(Data items)
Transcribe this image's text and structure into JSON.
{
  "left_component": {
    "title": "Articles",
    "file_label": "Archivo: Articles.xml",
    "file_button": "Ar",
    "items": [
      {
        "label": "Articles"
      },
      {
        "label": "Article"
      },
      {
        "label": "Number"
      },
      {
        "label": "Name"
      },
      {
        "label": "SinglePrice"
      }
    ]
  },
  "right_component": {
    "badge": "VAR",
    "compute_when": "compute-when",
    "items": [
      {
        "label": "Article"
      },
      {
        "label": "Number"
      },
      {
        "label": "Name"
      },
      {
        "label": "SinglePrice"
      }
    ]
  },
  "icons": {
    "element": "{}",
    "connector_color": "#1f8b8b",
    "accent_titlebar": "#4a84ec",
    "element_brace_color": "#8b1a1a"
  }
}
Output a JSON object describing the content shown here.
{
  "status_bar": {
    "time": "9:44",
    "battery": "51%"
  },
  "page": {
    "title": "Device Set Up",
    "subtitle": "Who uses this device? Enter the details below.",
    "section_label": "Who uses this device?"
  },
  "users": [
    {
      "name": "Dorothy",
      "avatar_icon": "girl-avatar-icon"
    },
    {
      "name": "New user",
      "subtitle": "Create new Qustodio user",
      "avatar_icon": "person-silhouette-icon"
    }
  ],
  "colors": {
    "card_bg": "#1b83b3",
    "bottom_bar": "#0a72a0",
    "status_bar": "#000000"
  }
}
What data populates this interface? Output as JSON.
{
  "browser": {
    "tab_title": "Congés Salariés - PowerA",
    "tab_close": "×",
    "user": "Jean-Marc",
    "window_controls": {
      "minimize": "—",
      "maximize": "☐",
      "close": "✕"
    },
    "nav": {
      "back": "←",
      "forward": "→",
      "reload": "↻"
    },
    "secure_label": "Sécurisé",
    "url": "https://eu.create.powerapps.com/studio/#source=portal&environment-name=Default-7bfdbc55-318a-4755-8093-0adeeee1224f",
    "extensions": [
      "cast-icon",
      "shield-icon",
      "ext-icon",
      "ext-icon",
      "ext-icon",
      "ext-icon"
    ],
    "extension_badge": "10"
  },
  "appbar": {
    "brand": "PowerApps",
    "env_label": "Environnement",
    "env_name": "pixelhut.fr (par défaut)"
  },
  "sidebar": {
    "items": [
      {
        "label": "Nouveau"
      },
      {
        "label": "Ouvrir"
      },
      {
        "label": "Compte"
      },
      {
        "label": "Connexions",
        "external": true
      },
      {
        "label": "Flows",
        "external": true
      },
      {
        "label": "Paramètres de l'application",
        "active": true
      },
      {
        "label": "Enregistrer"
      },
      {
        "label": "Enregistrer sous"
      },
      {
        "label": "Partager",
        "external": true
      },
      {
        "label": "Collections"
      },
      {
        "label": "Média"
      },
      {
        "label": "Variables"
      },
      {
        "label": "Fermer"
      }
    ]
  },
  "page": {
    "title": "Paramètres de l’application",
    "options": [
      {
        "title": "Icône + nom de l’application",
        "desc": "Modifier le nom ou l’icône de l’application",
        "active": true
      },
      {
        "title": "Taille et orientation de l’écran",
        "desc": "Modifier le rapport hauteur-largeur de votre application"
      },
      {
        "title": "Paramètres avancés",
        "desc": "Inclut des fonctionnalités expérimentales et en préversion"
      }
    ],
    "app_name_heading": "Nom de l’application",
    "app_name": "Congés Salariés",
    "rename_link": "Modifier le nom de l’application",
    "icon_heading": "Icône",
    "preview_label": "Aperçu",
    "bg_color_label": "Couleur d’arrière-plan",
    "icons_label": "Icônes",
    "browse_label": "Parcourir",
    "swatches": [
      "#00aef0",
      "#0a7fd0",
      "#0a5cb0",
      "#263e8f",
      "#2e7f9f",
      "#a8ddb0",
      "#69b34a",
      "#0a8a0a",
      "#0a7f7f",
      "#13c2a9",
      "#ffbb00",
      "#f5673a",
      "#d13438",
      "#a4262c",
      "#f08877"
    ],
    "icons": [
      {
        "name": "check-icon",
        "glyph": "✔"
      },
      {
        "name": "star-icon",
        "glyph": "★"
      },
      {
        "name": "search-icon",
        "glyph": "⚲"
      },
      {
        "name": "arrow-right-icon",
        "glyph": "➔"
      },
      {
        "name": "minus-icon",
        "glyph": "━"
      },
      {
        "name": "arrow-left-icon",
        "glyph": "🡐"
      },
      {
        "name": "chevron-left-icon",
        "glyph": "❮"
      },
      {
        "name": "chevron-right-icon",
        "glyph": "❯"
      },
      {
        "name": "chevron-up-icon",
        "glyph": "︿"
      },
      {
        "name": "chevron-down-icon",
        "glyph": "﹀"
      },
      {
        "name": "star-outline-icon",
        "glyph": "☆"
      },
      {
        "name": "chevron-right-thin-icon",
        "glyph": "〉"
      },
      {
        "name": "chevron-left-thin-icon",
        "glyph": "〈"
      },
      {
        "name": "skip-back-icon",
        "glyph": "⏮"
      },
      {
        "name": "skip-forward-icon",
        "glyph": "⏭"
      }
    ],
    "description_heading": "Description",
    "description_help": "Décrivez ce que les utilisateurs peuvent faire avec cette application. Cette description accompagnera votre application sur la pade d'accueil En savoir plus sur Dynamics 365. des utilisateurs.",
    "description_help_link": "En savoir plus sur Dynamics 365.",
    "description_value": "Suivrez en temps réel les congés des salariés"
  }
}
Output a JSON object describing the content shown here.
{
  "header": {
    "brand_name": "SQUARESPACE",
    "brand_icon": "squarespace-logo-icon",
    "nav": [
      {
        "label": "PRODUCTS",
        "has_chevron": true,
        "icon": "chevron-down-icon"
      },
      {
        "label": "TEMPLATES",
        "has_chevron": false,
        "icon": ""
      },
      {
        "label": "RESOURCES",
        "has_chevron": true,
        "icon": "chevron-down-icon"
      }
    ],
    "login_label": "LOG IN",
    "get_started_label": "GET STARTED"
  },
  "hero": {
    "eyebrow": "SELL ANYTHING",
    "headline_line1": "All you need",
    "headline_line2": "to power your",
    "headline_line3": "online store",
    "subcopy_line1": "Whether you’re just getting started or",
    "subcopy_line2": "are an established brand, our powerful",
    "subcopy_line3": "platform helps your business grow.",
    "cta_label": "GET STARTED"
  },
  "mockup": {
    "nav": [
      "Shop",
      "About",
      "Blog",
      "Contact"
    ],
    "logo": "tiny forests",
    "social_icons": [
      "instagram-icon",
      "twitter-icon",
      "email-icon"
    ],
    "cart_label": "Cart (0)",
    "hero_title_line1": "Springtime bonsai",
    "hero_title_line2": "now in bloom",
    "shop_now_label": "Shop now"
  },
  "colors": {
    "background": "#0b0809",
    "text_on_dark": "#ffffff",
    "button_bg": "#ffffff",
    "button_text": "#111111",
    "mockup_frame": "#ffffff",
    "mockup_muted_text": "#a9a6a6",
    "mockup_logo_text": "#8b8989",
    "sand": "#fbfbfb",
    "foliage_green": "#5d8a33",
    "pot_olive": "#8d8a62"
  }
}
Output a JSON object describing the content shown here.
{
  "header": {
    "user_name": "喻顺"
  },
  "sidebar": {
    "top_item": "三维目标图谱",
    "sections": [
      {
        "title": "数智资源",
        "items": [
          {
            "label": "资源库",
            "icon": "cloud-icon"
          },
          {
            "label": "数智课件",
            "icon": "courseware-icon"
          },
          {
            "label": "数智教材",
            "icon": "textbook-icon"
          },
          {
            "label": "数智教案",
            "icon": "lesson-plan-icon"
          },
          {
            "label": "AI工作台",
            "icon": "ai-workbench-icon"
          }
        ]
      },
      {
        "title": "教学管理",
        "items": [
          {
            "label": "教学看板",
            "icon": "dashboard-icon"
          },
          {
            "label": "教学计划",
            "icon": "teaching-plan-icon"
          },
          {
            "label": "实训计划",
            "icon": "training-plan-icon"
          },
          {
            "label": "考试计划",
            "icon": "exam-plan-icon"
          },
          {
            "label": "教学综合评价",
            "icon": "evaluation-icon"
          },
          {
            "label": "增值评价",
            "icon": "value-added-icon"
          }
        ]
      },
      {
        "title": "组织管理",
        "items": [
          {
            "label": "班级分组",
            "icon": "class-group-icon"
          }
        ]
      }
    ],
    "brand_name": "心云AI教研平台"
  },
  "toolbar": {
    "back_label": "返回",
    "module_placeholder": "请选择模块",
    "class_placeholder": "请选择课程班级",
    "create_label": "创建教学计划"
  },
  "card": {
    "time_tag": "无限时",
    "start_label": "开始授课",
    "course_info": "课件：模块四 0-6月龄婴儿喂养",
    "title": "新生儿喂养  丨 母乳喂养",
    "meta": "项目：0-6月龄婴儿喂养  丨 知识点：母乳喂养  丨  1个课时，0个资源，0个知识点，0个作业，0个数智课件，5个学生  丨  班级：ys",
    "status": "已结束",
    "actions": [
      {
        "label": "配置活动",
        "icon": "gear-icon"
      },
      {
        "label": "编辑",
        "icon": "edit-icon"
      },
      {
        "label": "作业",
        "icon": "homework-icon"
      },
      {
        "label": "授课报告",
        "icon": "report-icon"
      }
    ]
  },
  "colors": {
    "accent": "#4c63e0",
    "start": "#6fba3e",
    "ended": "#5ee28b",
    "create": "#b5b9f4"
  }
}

Task statement:
Using the listing above, list every line in which the string "uses" occurs.

Exercise response:
    "subtitle": "Who uses this device? Enter the details below.",
    "section_label": "Who uses this device?"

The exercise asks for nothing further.